- **To be done**
Only the number is wanted: how many lines contain the word "общую"?

>>>>>

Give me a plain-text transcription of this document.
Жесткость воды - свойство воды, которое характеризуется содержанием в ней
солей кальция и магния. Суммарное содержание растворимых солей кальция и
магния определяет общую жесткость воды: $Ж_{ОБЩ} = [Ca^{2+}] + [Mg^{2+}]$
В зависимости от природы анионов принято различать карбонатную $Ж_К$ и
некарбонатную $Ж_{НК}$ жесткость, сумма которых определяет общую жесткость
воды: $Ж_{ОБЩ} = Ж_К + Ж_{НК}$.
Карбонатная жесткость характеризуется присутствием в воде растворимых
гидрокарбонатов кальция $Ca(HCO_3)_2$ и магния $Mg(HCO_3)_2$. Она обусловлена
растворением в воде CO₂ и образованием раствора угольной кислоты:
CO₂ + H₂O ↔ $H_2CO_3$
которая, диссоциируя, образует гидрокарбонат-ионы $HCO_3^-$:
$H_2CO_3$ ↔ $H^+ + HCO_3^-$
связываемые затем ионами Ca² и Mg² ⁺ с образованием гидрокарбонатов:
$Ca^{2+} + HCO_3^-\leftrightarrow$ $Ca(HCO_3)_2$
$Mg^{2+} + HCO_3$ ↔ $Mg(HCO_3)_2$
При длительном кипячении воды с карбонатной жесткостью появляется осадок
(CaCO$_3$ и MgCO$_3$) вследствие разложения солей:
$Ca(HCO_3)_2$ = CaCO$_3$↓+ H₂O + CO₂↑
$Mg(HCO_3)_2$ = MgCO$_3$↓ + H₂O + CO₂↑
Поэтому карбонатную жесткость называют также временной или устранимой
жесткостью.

<<<<<
>>>>>

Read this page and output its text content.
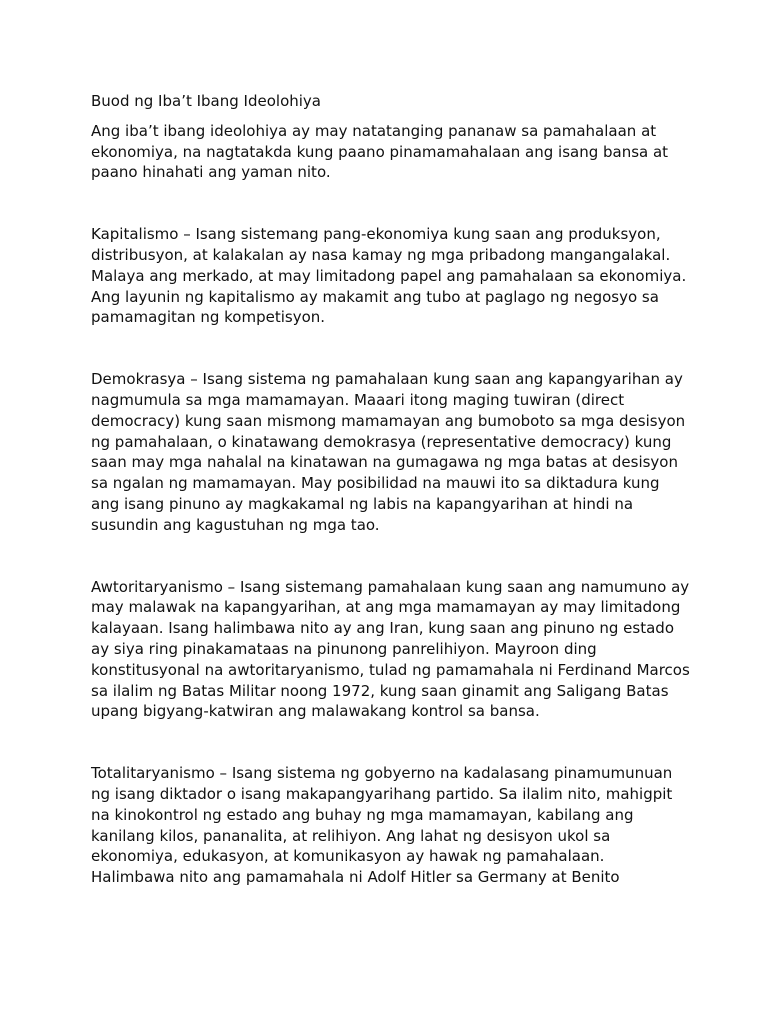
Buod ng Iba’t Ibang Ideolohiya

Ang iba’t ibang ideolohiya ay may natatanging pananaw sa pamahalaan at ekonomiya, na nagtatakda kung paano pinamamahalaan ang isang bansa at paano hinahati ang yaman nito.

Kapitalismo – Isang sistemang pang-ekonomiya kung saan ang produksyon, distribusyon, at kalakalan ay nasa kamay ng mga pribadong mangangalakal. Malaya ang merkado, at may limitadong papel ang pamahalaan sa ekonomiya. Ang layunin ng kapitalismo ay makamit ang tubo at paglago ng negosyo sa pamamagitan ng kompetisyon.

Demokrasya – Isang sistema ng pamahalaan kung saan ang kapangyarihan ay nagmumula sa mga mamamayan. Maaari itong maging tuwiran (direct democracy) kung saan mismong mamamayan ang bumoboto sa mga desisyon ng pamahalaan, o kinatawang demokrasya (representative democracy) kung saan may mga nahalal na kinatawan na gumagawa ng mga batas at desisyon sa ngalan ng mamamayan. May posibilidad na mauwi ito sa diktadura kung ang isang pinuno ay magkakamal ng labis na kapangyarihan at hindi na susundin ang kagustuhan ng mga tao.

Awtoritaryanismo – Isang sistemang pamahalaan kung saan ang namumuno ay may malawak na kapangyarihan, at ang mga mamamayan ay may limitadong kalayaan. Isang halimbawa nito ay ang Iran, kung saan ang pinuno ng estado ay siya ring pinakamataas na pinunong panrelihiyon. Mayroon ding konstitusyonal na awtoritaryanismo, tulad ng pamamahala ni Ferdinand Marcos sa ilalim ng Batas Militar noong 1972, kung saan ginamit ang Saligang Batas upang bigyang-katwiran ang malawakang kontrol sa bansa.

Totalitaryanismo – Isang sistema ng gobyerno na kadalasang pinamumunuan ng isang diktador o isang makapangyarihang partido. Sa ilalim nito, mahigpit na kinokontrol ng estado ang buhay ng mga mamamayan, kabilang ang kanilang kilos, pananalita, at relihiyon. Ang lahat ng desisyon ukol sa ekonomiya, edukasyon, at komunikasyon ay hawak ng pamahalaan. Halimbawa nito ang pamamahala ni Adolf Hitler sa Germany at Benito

<<<<<
>>>>>

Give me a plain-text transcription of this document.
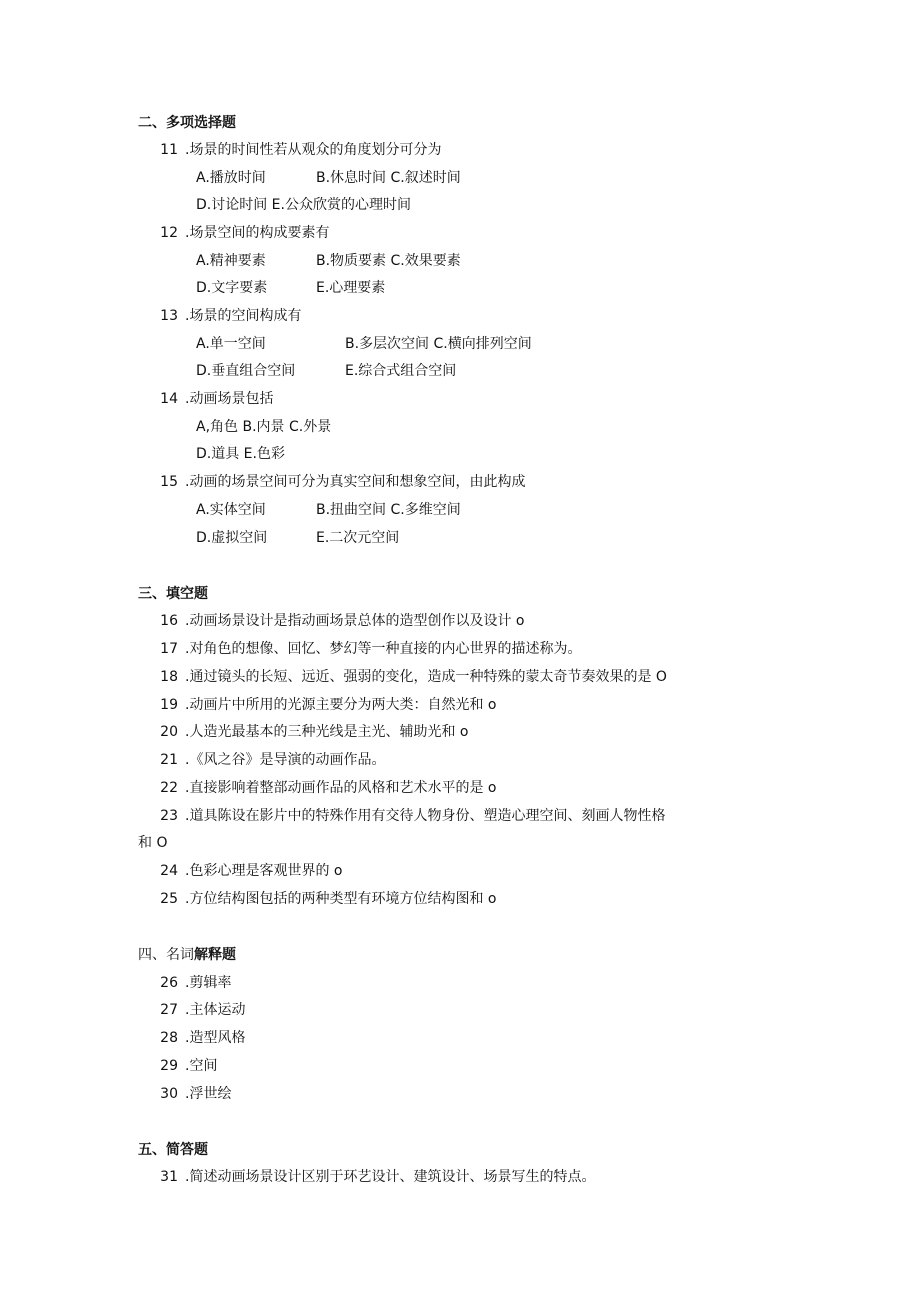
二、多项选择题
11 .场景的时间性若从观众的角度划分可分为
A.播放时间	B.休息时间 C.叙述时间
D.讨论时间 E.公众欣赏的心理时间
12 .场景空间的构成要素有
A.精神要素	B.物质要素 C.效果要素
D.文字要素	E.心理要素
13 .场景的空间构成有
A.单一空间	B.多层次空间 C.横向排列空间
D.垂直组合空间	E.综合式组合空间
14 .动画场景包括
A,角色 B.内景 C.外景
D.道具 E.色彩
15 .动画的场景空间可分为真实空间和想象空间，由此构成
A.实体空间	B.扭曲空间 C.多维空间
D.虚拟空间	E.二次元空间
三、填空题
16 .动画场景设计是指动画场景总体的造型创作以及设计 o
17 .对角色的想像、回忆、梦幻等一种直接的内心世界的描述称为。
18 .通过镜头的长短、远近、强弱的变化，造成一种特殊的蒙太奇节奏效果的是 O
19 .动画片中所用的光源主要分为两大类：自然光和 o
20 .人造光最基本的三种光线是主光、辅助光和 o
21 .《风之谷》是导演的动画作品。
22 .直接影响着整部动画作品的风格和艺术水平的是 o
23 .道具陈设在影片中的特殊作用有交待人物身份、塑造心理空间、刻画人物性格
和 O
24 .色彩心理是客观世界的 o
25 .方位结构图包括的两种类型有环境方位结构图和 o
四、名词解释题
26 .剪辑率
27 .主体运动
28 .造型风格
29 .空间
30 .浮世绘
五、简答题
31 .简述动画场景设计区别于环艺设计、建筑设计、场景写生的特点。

<<<<<

- **Solved problem**
2